──────── Dataset excerpts
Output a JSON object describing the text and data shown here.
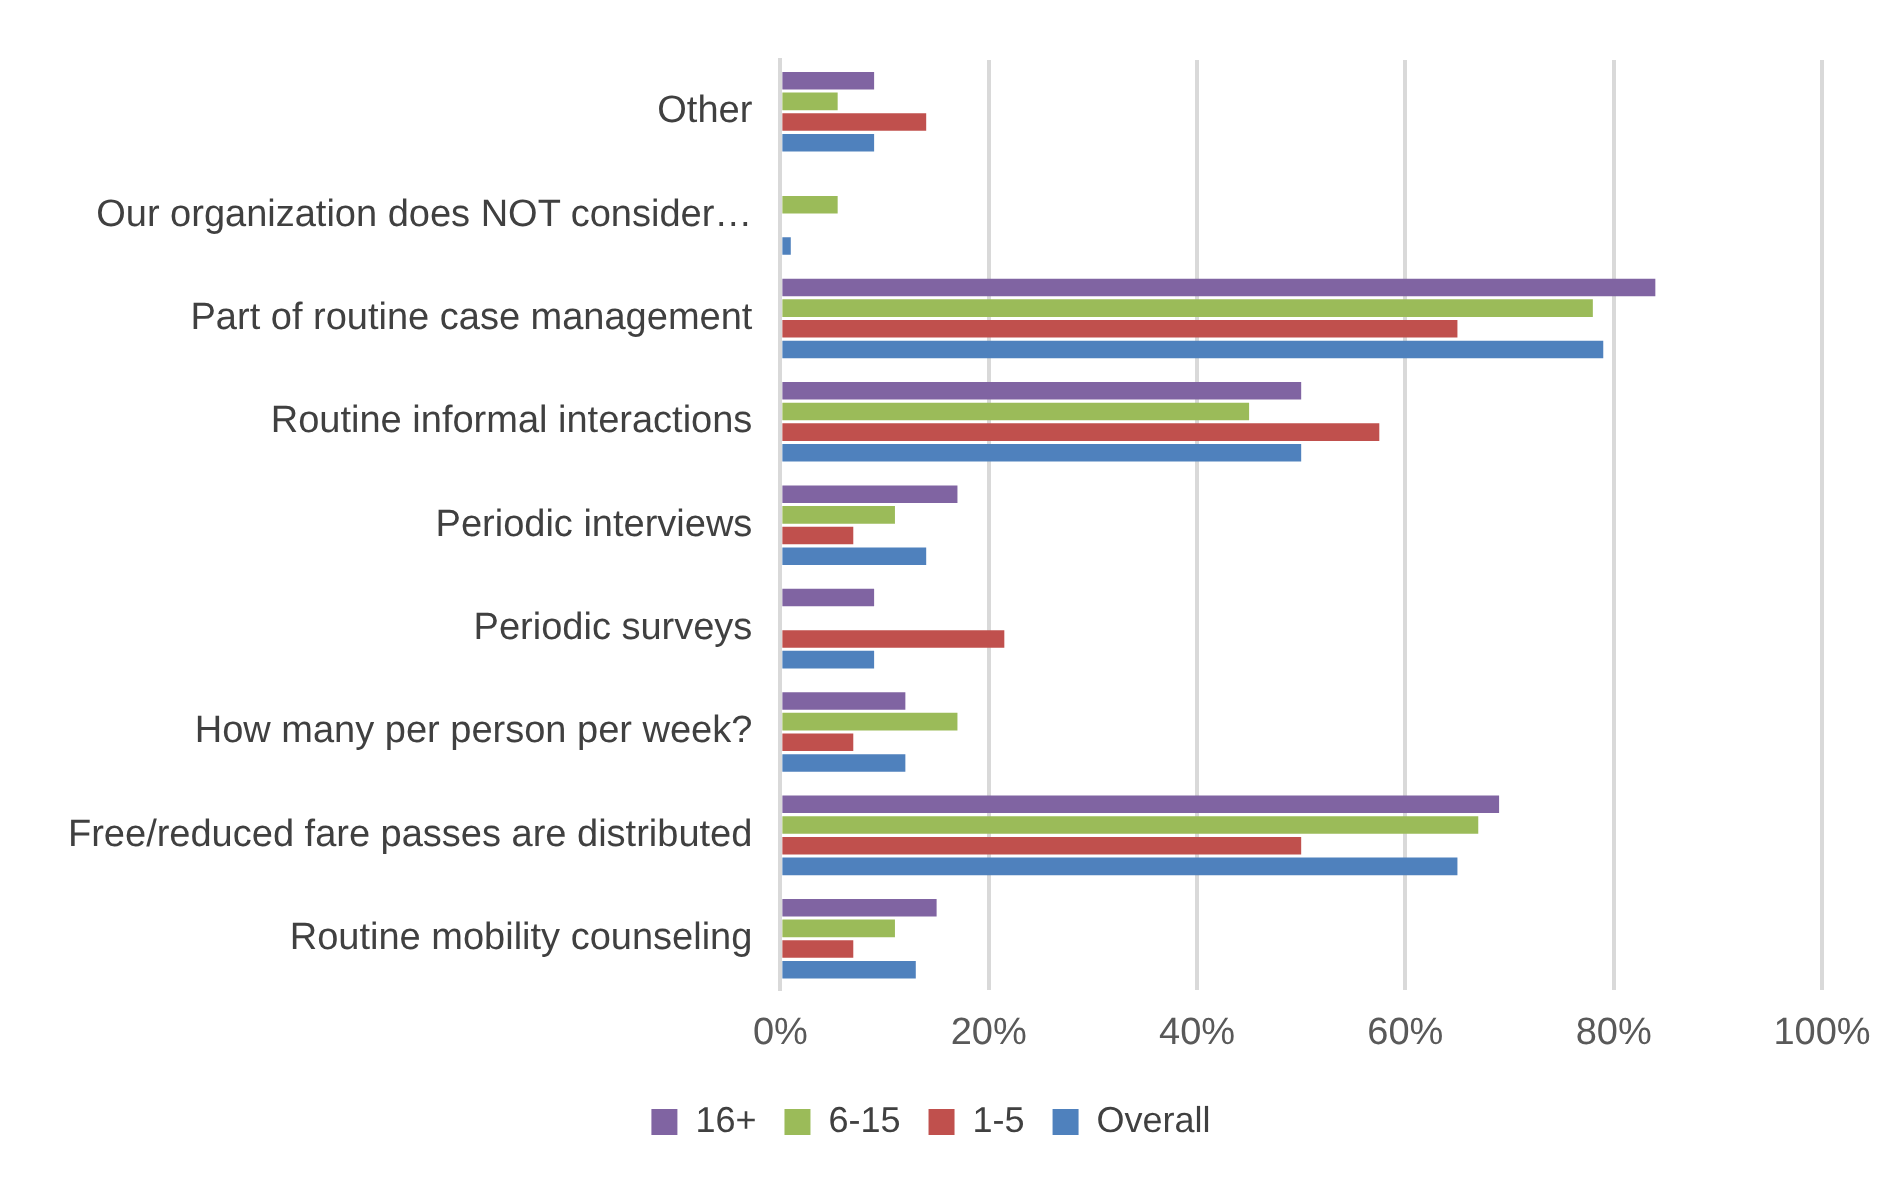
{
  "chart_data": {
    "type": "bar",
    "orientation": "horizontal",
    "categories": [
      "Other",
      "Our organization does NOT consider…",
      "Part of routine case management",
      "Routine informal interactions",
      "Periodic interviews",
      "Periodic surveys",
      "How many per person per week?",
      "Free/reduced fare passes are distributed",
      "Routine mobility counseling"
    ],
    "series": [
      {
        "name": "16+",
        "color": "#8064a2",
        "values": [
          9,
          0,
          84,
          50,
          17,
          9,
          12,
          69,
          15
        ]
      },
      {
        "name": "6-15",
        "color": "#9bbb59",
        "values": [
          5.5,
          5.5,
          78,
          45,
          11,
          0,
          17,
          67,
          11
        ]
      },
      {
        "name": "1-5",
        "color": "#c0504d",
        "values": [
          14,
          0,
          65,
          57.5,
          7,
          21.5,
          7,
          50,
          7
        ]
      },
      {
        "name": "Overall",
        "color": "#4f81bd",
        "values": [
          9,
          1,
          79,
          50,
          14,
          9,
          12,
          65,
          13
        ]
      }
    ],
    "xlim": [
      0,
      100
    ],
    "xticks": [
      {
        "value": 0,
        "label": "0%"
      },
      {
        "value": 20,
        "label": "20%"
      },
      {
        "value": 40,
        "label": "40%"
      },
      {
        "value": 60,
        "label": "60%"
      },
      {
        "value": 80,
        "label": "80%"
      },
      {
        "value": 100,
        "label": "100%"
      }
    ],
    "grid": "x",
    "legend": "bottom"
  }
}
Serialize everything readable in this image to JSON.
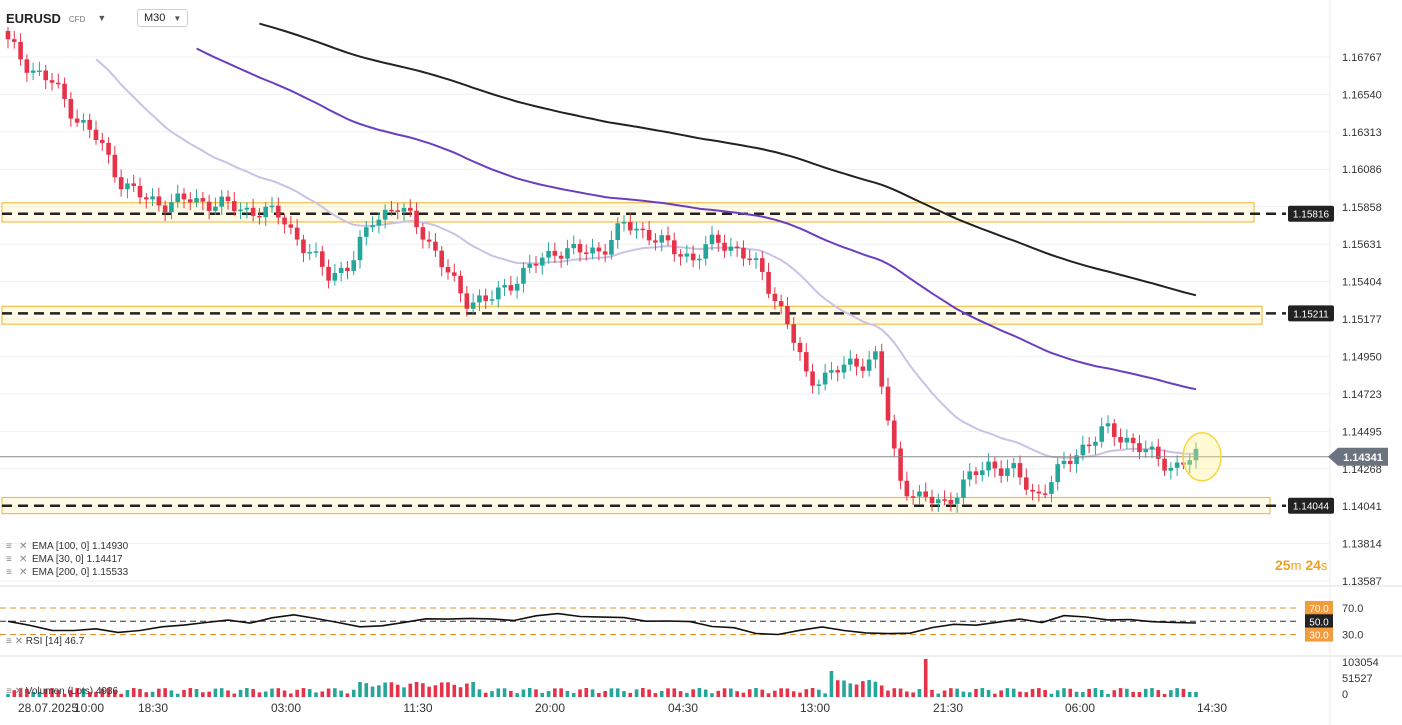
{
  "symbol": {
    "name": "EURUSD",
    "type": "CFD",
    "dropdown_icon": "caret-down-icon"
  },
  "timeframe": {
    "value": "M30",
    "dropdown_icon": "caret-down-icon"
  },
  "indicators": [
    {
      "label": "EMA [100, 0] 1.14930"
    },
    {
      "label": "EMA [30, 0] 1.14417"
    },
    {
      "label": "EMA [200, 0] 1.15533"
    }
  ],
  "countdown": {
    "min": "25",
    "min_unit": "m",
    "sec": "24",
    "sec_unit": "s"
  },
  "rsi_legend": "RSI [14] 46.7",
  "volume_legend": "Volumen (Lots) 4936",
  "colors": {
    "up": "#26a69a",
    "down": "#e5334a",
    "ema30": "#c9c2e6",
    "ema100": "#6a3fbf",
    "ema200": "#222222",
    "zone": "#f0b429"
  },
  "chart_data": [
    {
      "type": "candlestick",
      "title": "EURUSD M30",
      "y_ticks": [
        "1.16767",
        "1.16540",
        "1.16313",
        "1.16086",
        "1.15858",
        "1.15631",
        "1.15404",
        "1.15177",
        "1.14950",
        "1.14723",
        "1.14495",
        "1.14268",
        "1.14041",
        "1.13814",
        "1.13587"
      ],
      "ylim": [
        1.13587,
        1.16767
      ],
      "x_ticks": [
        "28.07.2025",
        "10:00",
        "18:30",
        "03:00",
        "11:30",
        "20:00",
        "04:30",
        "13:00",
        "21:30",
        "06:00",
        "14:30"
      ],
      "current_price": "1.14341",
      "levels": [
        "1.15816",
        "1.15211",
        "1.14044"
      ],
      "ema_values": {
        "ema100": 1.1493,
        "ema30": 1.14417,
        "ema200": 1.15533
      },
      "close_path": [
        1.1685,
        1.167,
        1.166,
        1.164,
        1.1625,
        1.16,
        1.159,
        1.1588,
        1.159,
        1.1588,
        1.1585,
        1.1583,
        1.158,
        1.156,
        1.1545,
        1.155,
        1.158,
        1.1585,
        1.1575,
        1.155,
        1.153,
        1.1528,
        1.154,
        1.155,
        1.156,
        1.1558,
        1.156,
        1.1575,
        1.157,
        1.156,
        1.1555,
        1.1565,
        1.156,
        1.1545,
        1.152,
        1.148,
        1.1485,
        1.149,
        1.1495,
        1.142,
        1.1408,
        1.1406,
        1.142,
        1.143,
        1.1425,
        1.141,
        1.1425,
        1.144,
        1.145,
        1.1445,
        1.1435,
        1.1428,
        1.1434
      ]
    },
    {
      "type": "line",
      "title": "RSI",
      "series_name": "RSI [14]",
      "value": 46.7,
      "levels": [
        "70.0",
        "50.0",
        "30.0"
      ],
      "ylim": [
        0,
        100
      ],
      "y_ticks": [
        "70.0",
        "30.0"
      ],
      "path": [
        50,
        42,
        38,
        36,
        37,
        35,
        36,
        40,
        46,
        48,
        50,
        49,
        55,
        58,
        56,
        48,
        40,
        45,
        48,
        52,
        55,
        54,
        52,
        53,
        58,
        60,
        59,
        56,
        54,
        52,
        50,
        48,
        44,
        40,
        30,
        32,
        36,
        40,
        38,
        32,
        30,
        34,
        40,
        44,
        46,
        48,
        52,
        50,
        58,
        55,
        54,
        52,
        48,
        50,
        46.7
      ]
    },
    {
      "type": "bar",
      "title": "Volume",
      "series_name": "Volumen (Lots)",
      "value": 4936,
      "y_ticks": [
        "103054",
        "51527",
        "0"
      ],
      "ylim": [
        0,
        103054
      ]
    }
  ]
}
────────────────
Return all lines of the material above in which the word "Volumen" occurs.

| Result of this exercise |
  "volume_legend": "Volumen (Lots) 4936",
      "series_name": "Volumen (Lots)",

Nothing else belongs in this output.